PROBLEM: Line by line, retype the whole listing exactly.

DATA TO PROCESS:
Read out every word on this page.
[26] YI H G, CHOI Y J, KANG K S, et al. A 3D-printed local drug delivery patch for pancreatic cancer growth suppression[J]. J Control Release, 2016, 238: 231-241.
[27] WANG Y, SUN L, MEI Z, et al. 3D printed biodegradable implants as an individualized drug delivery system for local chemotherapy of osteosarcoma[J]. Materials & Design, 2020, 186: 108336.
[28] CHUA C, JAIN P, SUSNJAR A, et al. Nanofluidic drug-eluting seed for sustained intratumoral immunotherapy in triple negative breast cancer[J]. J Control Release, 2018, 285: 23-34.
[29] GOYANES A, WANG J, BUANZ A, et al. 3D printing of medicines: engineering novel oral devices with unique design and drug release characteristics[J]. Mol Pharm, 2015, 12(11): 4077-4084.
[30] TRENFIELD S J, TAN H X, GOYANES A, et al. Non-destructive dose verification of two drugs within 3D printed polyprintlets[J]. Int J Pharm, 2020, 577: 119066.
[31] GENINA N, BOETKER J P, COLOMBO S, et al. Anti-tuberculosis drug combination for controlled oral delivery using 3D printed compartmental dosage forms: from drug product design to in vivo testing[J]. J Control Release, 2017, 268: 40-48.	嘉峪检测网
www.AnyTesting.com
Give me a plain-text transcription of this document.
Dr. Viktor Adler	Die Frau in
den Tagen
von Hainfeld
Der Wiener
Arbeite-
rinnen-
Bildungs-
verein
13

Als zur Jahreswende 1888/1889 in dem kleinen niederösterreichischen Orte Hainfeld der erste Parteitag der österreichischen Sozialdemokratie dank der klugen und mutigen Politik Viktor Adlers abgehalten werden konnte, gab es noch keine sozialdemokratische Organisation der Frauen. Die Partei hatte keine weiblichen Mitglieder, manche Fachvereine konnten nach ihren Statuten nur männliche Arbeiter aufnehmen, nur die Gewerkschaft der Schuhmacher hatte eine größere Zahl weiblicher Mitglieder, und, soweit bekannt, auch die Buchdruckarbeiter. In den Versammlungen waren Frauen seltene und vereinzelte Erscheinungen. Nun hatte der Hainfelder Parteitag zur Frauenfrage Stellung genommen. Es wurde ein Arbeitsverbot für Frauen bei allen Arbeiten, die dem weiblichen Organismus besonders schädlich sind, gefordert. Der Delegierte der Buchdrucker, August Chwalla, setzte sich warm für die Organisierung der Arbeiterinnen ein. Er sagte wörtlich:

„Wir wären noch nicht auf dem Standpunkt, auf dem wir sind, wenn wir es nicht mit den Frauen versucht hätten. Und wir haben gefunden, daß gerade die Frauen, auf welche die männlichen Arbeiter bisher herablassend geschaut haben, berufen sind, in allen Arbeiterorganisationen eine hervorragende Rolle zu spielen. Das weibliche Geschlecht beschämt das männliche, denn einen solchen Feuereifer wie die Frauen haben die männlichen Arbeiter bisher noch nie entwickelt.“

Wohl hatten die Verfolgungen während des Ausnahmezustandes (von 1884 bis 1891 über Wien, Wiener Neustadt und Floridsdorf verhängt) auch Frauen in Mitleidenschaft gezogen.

SOLUTION TO THE PROBLEM:
Read out every word on this page.
[26] YI H G, CHOI Y J, KANG K S, et al. A 3D-printed local drug delivery patch for pancreatic cancer growth suppression[J]. J Control Release, 2016, 238: 231-241.
[27] WANG Y, SUN L, MEI Z, et al. 3D printed biodegradable implants as an individualized drug delivery system for local chemotherapy of osteosarcoma[J]. Materials & Design, 2020, 186: 108336.
[28] CHUA C, JAIN P, SUSNJAR A, et al. Nanofluidic drug-eluting seed for sustained intratumoral immunotherapy in triple negative breast cancer[J]. J Control Release, 2018, 285: 23-34.
[29] GOYANES A, WANG J, BUANZ A, et al. 3D printing of medicines: engineering novel oral devices with unique design and drug release characteristics[J]. Mol Pharm, 2015, 12(11): 4077-4084.
[30] TRENFIELD S J, TAN H X, GOYANES A, et al. Non-destructive dose verification of two drugs within 3D printed polyprintlets[J]. Int J Pharm, 2020, 577: 119066.
[31] GENINA N, BOETKER J P, COLOMBO S, et al. Anti-tuberculosis drug combination for controlled oral delivery using 3D printed compartmental dosage forms: from drug product design to in vivo testing[J]. J Control Release, 2017, 268: 40-48.	嘉峪检测网
www.AnyTesting.com
Give me a plain-text transcription of this document.
Dr. Viktor Adler	Die Frau in
den Tagen
von Hainfeld
Der Wiener
Arbeite-
rinnen-
Bildungs-
verein
13

Als zur Jahreswende 1888/1889 in dem kleinen niederösterreichischen Orte Hainfeld der erste Parteitag der österreichischen Sozialdemokratie dank der klugen und mutigen Politik Viktor Adlers abgehalten werden konnte, gab es noch keine sozialdemokratische Organisation der Frauen. Die Partei hatte keine weiblichen Mitglieder, manche Fachvereine konnten nach ihren Statuten nur männliche Arbeiter aufnehmen, nur die Gewerkschaft der Schuhmacher hatte eine größere Zahl weiblicher Mitglieder, und, soweit bekannt, auch die Buchdruckarbeiter. In den Versammlungen waren Frauen seltene und vereinzelte Erscheinungen. Nun hatte der Hainfelder Parteitag zur Frauenfrage Stellung genommen. Es wurde ein Arbeitsverbot für Frauen bei allen Arbeiten, die dem weiblichen Organismus besonders schädlich sind, gefordert. Der Delegierte der Buchdrucker, August Chwalla, setzte sich warm für die Organisierung der Arbeiterinnen ein. Er sagte wörtlich:

„Wir wären noch nicht auf dem Standpunkt, auf dem wir sind, wenn wir es nicht mit den Frauen versucht hätten. Und wir haben gefunden, daß gerade die Frauen, auf welche die männlichen Arbeiter bisher herablassend geschaut haben, berufen sind, in allen Arbeiterorganisationen eine hervorragende Rolle zu spielen. Das weibliche Geschlecht beschämt das männliche, denn einen solchen Feuereifer wie die Frauen haben die männlichen Arbeiter bisher noch nie entwickelt.“

Wohl hatten die Verfolgungen während des Ausnahmezustandes (von 1884 bis 1891 über Wien, Wiener Neustadt und Floridsdorf verhängt) auch Frauen in Mitleidenschaft gezogen.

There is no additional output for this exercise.